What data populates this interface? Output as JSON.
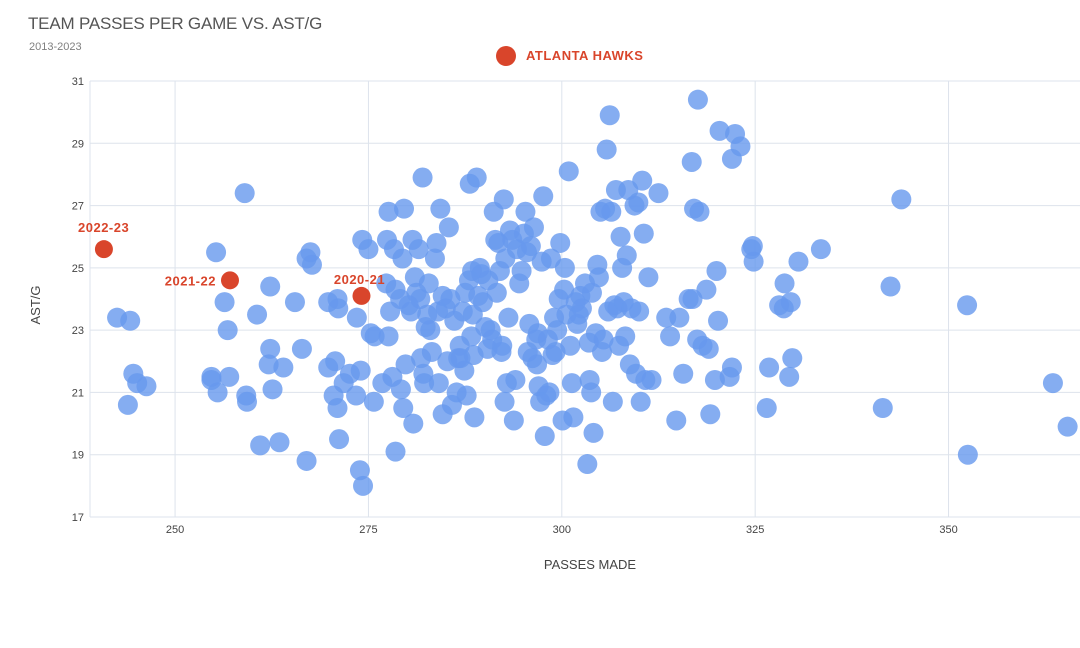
{
  "title": "TEAM PASSES PER GAME VS. AST/G",
  "subtitle": "2013-2023",
  "chart_data": {
    "type": "scatter",
    "title": "TEAM PASSES PER GAME VS. AST/G",
    "subtitle": "2013-2023",
    "xlabel": "PASSES MADE",
    "ylabel": "AST/G",
    "xlim": [
      239,
      367
    ],
    "ylim": [
      17,
      31
    ],
    "xticks": [
      250,
      275,
      300,
      325,
      350
    ],
    "yticks": [
      17,
      19,
      21,
      23,
      25,
      27,
      29,
      31
    ],
    "grid": true,
    "legend": [
      {
        "name": "ATLANTA HAWKS",
        "color": "#d9452b"
      }
    ],
    "colors": {
      "all_teams": "#6699ee",
      "highlight": "#d9452b"
    },
    "highlights": [
      {
        "label": "2022-23",
        "x": 240.8,
        "y": 25.6
      },
      {
        "label": "2021-22",
        "x": 257.1,
        "y": 24.6
      },
      {
        "label": "2020-21",
        "x": 274.1,
        "y": 24.1
      }
    ],
    "points": [
      [
        242.5,
        23.4
      ],
      [
        244.2,
        23.3
      ],
      [
        244.6,
        21.6
      ],
      [
        245.1,
        21.3
      ],
      [
        246.3,
        21.2
      ],
      [
        243.9,
        20.6
      ],
      [
        254.7,
        21.5
      ],
      [
        254.7,
        21.4
      ],
      [
        255.5,
        21.0
      ],
      [
        255.3,
        25.5
      ],
      [
        256.4,
        23.9
      ],
      [
        256.8,
        23.0
      ],
      [
        257.0,
        21.5
      ],
      [
        259.0,
        27.4
      ],
      [
        259.2,
        20.9
      ],
      [
        259.3,
        20.7
      ],
      [
        260.6,
        23.5
      ],
      [
        261.0,
        19.3
      ],
      [
        262.3,
        24.4
      ],
      [
        262.3,
        22.4
      ],
      [
        262.1,
        21.9
      ],
      [
        262.6,
        21.1
      ],
      [
        263.5,
        19.4
      ],
      [
        264.0,
        21.8
      ],
      [
        265.5,
        23.9
      ],
      [
        266.4,
        22.4
      ],
      [
        267.0,
        25.3
      ],
      [
        267.5,
        25.5
      ],
      [
        267.7,
        25.1
      ],
      [
        267.0,
        18.8
      ],
      [
        269.8,
        23.9
      ],
      [
        269.8,
        21.8
      ],
      [
        270.5,
        20.9
      ],
      [
        270.7,
        22.0
      ],
      [
        271.0,
        24.0
      ],
      [
        271.1,
        23.7
      ],
      [
        271.2,
        19.5
      ],
      [
        271.0,
        20.5
      ],
      [
        271.8,
        21.3
      ],
      [
        272.6,
        21.6
      ],
      [
        273.4,
        20.9
      ],
      [
        273.5,
        23.4
      ],
      [
        273.9,
        18.5
      ],
      [
        274.0,
        21.7
      ],
      [
        274.3,
        18.0
      ],
      [
        274.2,
        25.9
      ],
      [
        275.0,
        25.6
      ],
      [
        275.3,
        22.9
      ],
      [
        275.8,
        22.8
      ],
      [
        275.7,
        20.7
      ],
      [
        276.8,
        21.3
      ],
      [
        277.4,
        25.9
      ],
      [
        277.6,
        26.8
      ],
      [
        277.3,
        24.5
      ],
      [
        277.8,
        23.6
      ],
      [
        277.6,
        22.8
      ],
      [
        278.1,
        21.5
      ],
      [
        278.3,
        25.6
      ],
      [
        278.5,
        24.3
      ],
      [
        278.5,
        19.1
      ],
      [
        279.1,
        24.0
      ],
      [
        279.2,
        21.1
      ],
      [
        279.5,
        20.5
      ],
      [
        279.4,
        25.3
      ],
      [
        279.6,
        26.9
      ],
      [
        279.8,
        21.9
      ],
      [
        280.2,
        23.8
      ],
      [
        280.5,
        23.6
      ],
      [
        280.7,
        25.9
      ],
      [
        280.8,
        20.0
      ],
      [
        281.0,
        24.7
      ],
      [
        281.2,
        24.2
      ],
      [
        281.5,
        25.6
      ],
      [
        281.7,
        24.0
      ],
      [
        281.8,
        22.1
      ],
      [
        282.0,
        27.9
      ],
      [
        282.1,
        21.6
      ],
      [
        282.2,
        21.3
      ],
      [
        282.4,
        23.1
      ],
      [
        282.6,
        23.5
      ],
      [
        282.8,
        24.5
      ],
      [
        283.0,
        23.0
      ],
      [
        283.2,
        22.3
      ],
      [
        283.6,
        25.3
      ],
      [
        283.8,
        25.8
      ],
      [
        284.0,
        23.6
      ],
      [
        284.1,
        21.3
      ],
      [
        284.3,
        26.9
      ],
      [
        284.6,
        20.3
      ],
      [
        284.6,
        24.1
      ],
      [
        285.0,
        23.7
      ],
      [
        285.2,
        22.0
      ],
      [
        285.4,
        26.3
      ],
      [
        285.6,
        24.0
      ],
      [
        285.8,
        20.6
      ],
      [
        286.1,
        23.3
      ],
      [
        286.4,
        21.0
      ],
      [
        286.6,
        22.1
      ],
      [
        286.8,
        22.5
      ],
      [
        286.9,
        22.1
      ],
      [
        287.2,
        23.6
      ],
      [
        287.4,
        21.7
      ],
      [
        287.5,
        24.2
      ],
      [
        287.7,
        20.9
      ],
      [
        288.0,
        24.6
      ],
      [
        288.1,
        27.7
      ],
      [
        288.3,
        22.8
      ],
      [
        288.4,
        24.9
      ],
      [
        288.5,
        23.5
      ],
      [
        288.6,
        22.2
      ],
      [
        288.7,
        20.2
      ],
      [
        289.0,
        27.9
      ],
      [
        289.2,
        24.1
      ],
      [
        289.4,
        25.0
      ],
      [
        289.6,
        24.8
      ],
      [
        289.8,
        23.9
      ],
      [
        290.1,
        23.1
      ],
      [
        290.4,
        22.4
      ],
      [
        290.5,
        24.6
      ],
      [
        290.8,
        23.0
      ],
      [
        291.0,
        22.7
      ],
      [
        291.2,
        26.8
      ],
      [
        291.4,
        25.9
      ],
      [
        291.6,
        24.2
      ],
      [
        291.8,
        25.8
      ],
      [
        292.0,
        24.9
      ],
      [
        292.2,
        22.3
      ],
      [
        292.3,
        22.5
      ],
      [
        292.5,
        27.2
      ],
      [
        292.6,
        20.7
      ],
      [
        292.7,
        25.3
      ],
      [
        292.9,
        21.3
      ],
      [
        293.1,
        23.4
      ],
      [
        293.3,
        26.2
      ],
      [
        293.6,
        25.9
      ],
      [
        293.8,
        20.1
      ],
      [
        294.0,
        21.4
      ],
      [
        294.2,
        25.6
      ],
      [
        294.5,
        24.5
      ],
      [
        294.8,
        24.9
      ],
      [
        295.1,
        26.1
      ],
      [
        295.3,
        26.8
      ],
      [
        295.5,
        25.5
      ],
      [
        295.6,
        22.3
      ],
      [
        295.8,
        23.2
      ],
      [
        296.0,
        25.7
      ],
      [
        296.2,
        22.1
      ],
      [
        296.4,
        26.3
      ],
      [
        296.7,
        22.7
      ],
      [
        296.8,
        21.9
      ],
      [
        296.9,
        22.9
      ],
      [
        297.0,
        21.2
      ],
      [
        297.2,
        20.7
      ],
      [
        297.4,
        25.2
      ],
      [
        297.6,
        27.3
      ],
      [
        297.8,
        19.6
      ],
      [
        298.0,
        20.9
      ],
      [
        298.2,
        22.7
      ],
      [
        298.4,
        21.0
      ],
      [
        298.6,
        25.3
      ],
      [
        298.8,
        22.2
      ],
      [
        299.0,
        23.4
      ],
      [
        299.2,
        22.3
      ],
      [
        299.4,
        23.0
      ],
      [
        299.6,
        24.0
      ],
      [
        299.8,
        25.8
      ],
      [
        300.1,
        20.1
      ],
      [
        300.3,
        24.3
      ],
      [
        300.4,
        25.0
      ],
      [
        300.6,
        23.5
      ],
      [
        300.9,
        28.1
      ],
      [
        301.1,
        22.5
      ],
      [
        301.3,
        21.3
      ],
      [
        301.5,
        20.2
      ],
      [
        301.8,
        23.9
      ],
      [
        302.0,
        23.2
      ],
      [
        302.2,
        23.5
      ],
      [
        302.4,
        24.1
      ],
      [
        302.6,
        23.7
      ],
      [
        303.0,
        24.5
      ],
      [
        303.3,
        18.7
      ],
      [
        303.5,
        22.6
      ],
      [
        303.6,
        21.4
      ],
      [
        303.8,
        21.0
      ],
      [
        303.9,
        24.2
      ],
      [
        304.1,
        19.7
      ],
      [
        304.4,
        22.9
      ],
      [
        304.6,
        25.1
      ],
      [
        304.8,
        24.7
      ],
      [
        305.0,
        26.8
      ],
      [
        305.2,
        22.3
      ],
      [
        305.4,
        22.7
      ],
      [
        305.6,
        26.9
      ],
      [
        305.8,
        28.8
      ],
      [
        306.0,
        23.6
      ],
      [
        306.2,
        29.9
      ],
      [
        306.4,
        26.8
      ],
      [
        306.6,
        20.7
      ],
      [
        306.8,
        23.8
      ],
      [
        307.0,
        27.5
      ],
      [
        307.2,
        23.7
      ],
      [
        307.4,
        22.5
      ],
      [
        307.6,
        26.0
      ],
      [
        307.8,
        25.0
      ],
      [
        308.0,
        23.9
      ],
      [
        308.2,
        22.8
      ],
      [
        308.4,
        25.4
      ],
      [
        308.6,
        27.5
      ],
      [
        308.8,
        21.9
      ],
      [
        309.0,
        23.7
      ],
      [
        309.4,
        27.0
      ],
      [
        309.6,
        21.6
      ],
      [
        309.9,
        27.1
      ],
      [
        310.0,
        23.6
      ],
      [
        310.2,
        20.7
      ],
      [
        310.4,
        27.8
      ],
      [
        310.6,
        26.1
      ],
      [
        310.8,
        21.4
      ],
      [
        311.2,
        24.7
      ],
      [
        311.6,
        21.4
      ],
      [
        312.5,
        27.4
      ],
      [
        313.5,
        23.4
      ],
      [
        314.0,
        22.8
      ],
      [
        314.8,
        20.1
      ],
      [
        315.2,
        23.4
      ],
      [
        315.7,
        21.6
      ],
      [
        316.4,
        24.0
      ],
      [
        316.8,
        28.4
      ],
      [
        316.9,
        24.0
      ],
      [
        317.1,
        26.9
      ],
      [
        317.5,
        22.7
      ],
      [
        317.8,
        26.8
      ],
      [
        317.6,
        30.4
      ],
      [
        318.2,
        22.5
      ],
      [
        318.7,
        24.3
      ],
      [
        319.0,
        22.4
      ],
      [
        319.2,
        20.3
      ],
      [
        319.8,
        21.4
      ],
      [
        320.0,
        24.9
      ],
      [
        320.2,
        23.3
      ],
      [
        320.4,
        29.4
      ],
      [
        321.7,
        21.5
      ],
      [
        322.0,
        21.8
      ],
      [
        322.0,
        28.5
      ],
      [
        322.4,
        29.3
      ],
      [
        323.1,
        28.9
      ],
      [
        324.5,
        25.6
      ],
      [
        324.7,
        25.7
      ],
      [
        324.8,
        25.2
      ],
      [
        326.5,
        20.5
      ],
      [
        326.8,
        21.8
      ],
      [
        328.1,
        23.8
      ],
      [
        328.7,
        23.7
      ],
      [
        328.8,
        24.5
      ],
      [
        329.4,
        21.5
      ],
      [
        329.6,
        23.9
      ],
      [
        329.8,
        22.1
      ],
      [
        330.6,
        25.2
      ],
      [
        333.5,
        25.6
      ],
      [
        341.5,
        20.5
      ],
      [
        342.5,
        24.4
      ],
      [
        343.9,
        27.2
      ],
      [
        352.4,
        23.8
      ],
      [
        352.5,
        19.0
      ],
      [
        363.5,
        21.3
      ],
      [
        365.4,
        19.9
      ]
    ]
  }
}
------
WHAT THIS TASK INVOLVES
Isolate each line of the listing above that includes "GAME". Copy it.

FINAL RESULT
  "title": "TEAM PASSES PER GAME VS. AST/G",
    "title": "TEAM PASSES PER GAME VS. AST/G",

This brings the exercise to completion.